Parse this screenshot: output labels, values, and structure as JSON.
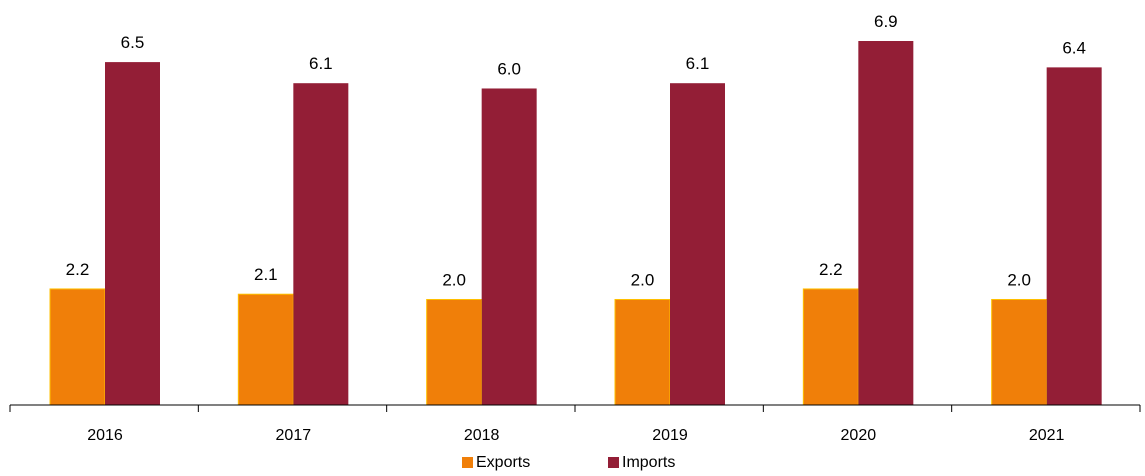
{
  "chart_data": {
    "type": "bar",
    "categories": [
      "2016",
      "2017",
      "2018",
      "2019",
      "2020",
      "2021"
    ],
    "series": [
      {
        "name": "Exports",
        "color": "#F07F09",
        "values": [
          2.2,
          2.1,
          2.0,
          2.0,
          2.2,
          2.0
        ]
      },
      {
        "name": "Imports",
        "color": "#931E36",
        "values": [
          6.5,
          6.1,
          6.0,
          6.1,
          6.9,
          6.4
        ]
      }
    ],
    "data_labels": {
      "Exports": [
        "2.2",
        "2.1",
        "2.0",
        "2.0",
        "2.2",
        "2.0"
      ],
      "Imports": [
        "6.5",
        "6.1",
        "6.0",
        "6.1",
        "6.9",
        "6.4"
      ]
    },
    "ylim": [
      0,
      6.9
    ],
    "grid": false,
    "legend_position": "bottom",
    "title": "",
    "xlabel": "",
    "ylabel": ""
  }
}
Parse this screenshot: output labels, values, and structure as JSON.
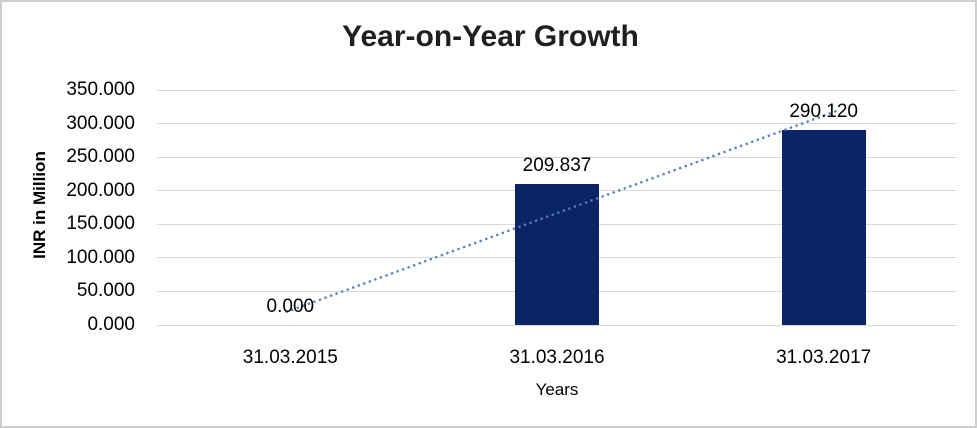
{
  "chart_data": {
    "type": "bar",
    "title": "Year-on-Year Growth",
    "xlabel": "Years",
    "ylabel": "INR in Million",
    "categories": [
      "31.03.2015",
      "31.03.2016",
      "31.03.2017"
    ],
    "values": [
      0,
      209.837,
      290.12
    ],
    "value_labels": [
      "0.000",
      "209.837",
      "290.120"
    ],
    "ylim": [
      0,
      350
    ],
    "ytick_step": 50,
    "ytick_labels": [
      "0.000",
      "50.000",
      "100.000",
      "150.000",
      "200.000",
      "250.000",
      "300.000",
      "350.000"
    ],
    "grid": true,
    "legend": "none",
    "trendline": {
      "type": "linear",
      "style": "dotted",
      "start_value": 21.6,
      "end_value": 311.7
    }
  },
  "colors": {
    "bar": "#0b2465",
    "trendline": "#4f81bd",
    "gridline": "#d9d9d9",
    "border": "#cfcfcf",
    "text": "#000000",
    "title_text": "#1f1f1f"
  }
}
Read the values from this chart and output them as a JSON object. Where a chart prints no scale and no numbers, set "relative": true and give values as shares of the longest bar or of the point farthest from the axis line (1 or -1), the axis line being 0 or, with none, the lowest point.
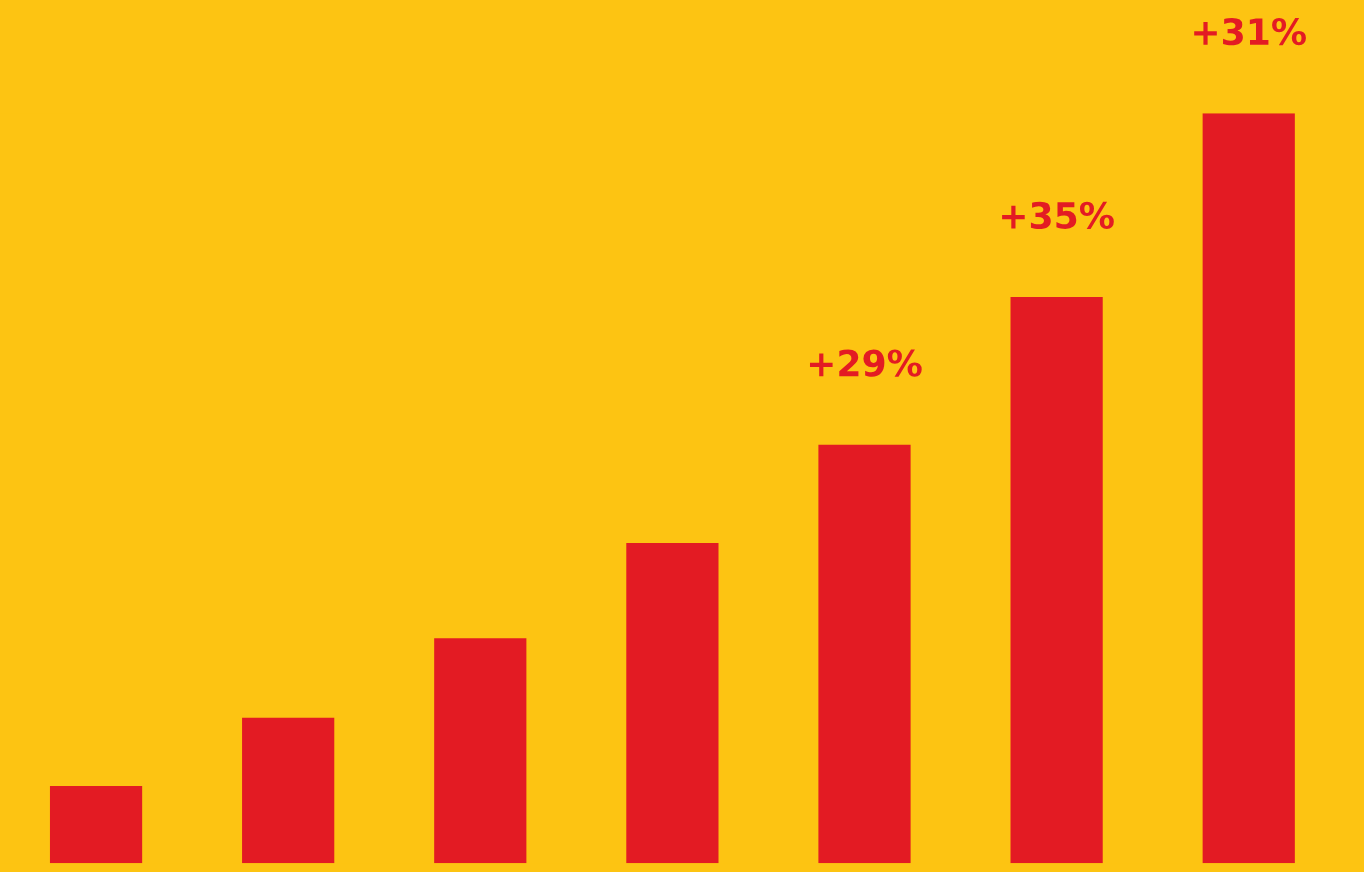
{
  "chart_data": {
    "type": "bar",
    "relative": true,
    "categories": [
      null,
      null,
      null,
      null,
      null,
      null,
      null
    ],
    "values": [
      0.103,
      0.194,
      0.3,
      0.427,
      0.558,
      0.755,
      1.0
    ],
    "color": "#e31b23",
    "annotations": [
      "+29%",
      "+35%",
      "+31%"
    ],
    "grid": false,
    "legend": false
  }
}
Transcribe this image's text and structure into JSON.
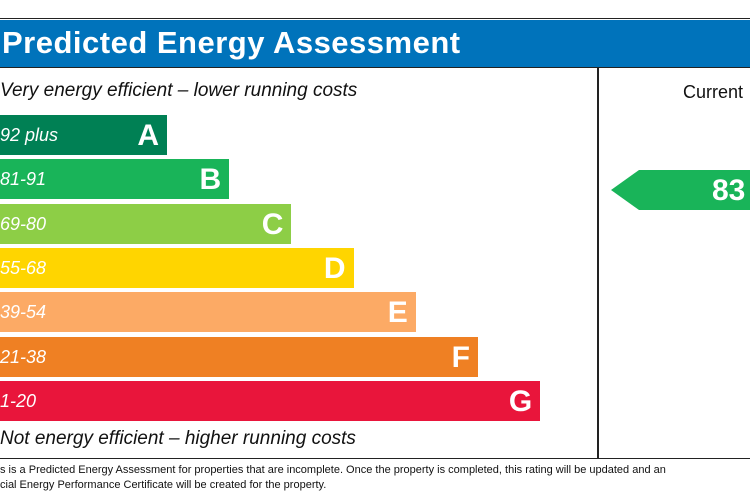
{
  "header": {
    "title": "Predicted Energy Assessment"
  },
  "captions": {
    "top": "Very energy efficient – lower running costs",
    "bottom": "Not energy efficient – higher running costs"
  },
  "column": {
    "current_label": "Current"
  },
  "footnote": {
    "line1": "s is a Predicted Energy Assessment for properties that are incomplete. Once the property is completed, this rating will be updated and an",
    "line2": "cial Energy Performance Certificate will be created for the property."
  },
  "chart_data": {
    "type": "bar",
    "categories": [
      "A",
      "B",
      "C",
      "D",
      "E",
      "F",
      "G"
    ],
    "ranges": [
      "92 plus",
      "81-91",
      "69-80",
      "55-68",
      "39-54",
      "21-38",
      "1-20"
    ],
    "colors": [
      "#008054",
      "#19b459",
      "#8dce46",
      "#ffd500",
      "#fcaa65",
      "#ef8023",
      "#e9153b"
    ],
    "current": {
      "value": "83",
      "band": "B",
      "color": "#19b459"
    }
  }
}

_ _ _ _ _ _ _

**TO BE DONE**
Transcribe all of the entries word for word, but skip any pictures they contain.

**SOLUTION**
Parse this screenshot: output labels, values, and structure as JSON.
{
  "chart_data": {
    "type": "bar",
    "categories": [
      "2016",
      "2017",
      "2018",
      "2019",
      "2020",
      "2021"
    ],
    "series": [
      {
        "name": "Exports",
        "color": "#F07F09",
        "values": [
          2.2,
          2.1,
          2.0,
          2.0,
          2.2,
          2.0
        ]
      },
      {
        "name": "Imports",
        "color": "#931E36",
        "values": [
          6.5,
          6.1,
          6.0,
          6.1,
          6.9,
          6.4
        ]
      }
    ],
    "data_labels": {
      "Exports": [
        "2.2",
        "2.1",
        "2.0",
        "2.0",
        "2.2",
        "2.0"
      ],
      "Imports": [
        "6.5",
        "6.1",
        "6.0",
        "6.1",
        "6.9",
        "6.4"
      ]
    },
    "ylim": [
      0,
      6.9
    ],
    "grid": false,
    "legend_position": "bottom",
    "title": "",
    "xlabel": "",
    "ylabel": ""
  }
}
Parse this screenshot: output labels, values, and structure as JSON.
{
  "chart_data": {
    "type": "bar",
    "title": "Year-on-Year Growth",
    "xlabel": "Years",
    "ylabel": "INR in Million",
    "categories": [
      "31.03.2015",
      "31.03.2016",
      "31.03.2017"
    ],
    "values": [
      0,
      209.837,
      290.12
    ],
    "value_labels": [
      "0.000",
      "209.837",
      "290.120"
    ],
    "ylim": [
      0,
      350
    ],
    "ytick_step": 50,
    "ytick_labels": [
      "0.000",
      "50.000",
      "100.000",
      "150.000",
      "200.000",
      "250.000",
      "300.000",
      "350.000"
    ],
    "grid": true,
    "legend": "none",
    "trendline": {
      "type": "linear",
      "style": "dotted",
      "start_value": 21.6,
      "end_value": 311.7
    }
  },
  "colors": {
    "bar": "#0b2465",
    "trendline": "#4f81bd",
    "gridline": "#d9d9d9",
    "border": "#cfcfcf",
    "text": "#000000",
    "title_text": "#1f1f1f"
  }
}
Read the values from this chart and output them as a JSON object. Where a chart prints no scale and no numbers, set "relative": true and give values as shares of the longest bar or of the point farthest from the axis line (1 or -1), the axis line being 0 or, with none, the lowest point.
{
  "chart_data": {
    "type": "bar",
    "relative": true,
    "categories": [
      null,
      null,
      null,
      null,
      null,
      null,
      null
    ],
    "values": [
      0.103,
      0.194,
      0.3,
      0.427,
      0.558,
      0.755,
      1.0
    ],
    "color": "#e31b23",
    "annotations": [
      "+29%",
      "+35%",
      "+31%"
    ],
    "grid": false,
    "legend": false
  }
}
Transcribe this image's text and structure into JSON.
{
  "header": {
    "title": "Predicted Energy Assessment"
  },
  "captions": {
    "top": "Very energy efficient – lower running costs",
    "bottom": "Not energy efficient – higher running costs"
  },
  "column": {
    "current_label": "Current"
  },
  "footnote": {
    "line1": "s is a Predicted Energy Assessment for properties that are incomplete. Once the property is completed, this rating will be updated and an",
    "line2": "cial Energy Performance Certificate will be created for the property."
  },
  "chart_data": {
    "type": "bar",
    "categories": [
      "A",
      "B",
      "C",
      "D",
      "E",
      "F",
      "G"
    ],
    "ranges": [
      "92 plus",
      "81-91",
      "69-80",
      "55-68",
      "39-54",
      "21-38",
      "1-20"
    ],
    "colors": [
      "#008054",
      "#19b459",
      "#8dce46",
      "#ffd500",
      "#fcaa65",
      "#ef8023",
      "#e9153b"
    ],
    "current": {
      "value": "83",
      "band": "B",
      "color": "#19b459"
    }
  }
}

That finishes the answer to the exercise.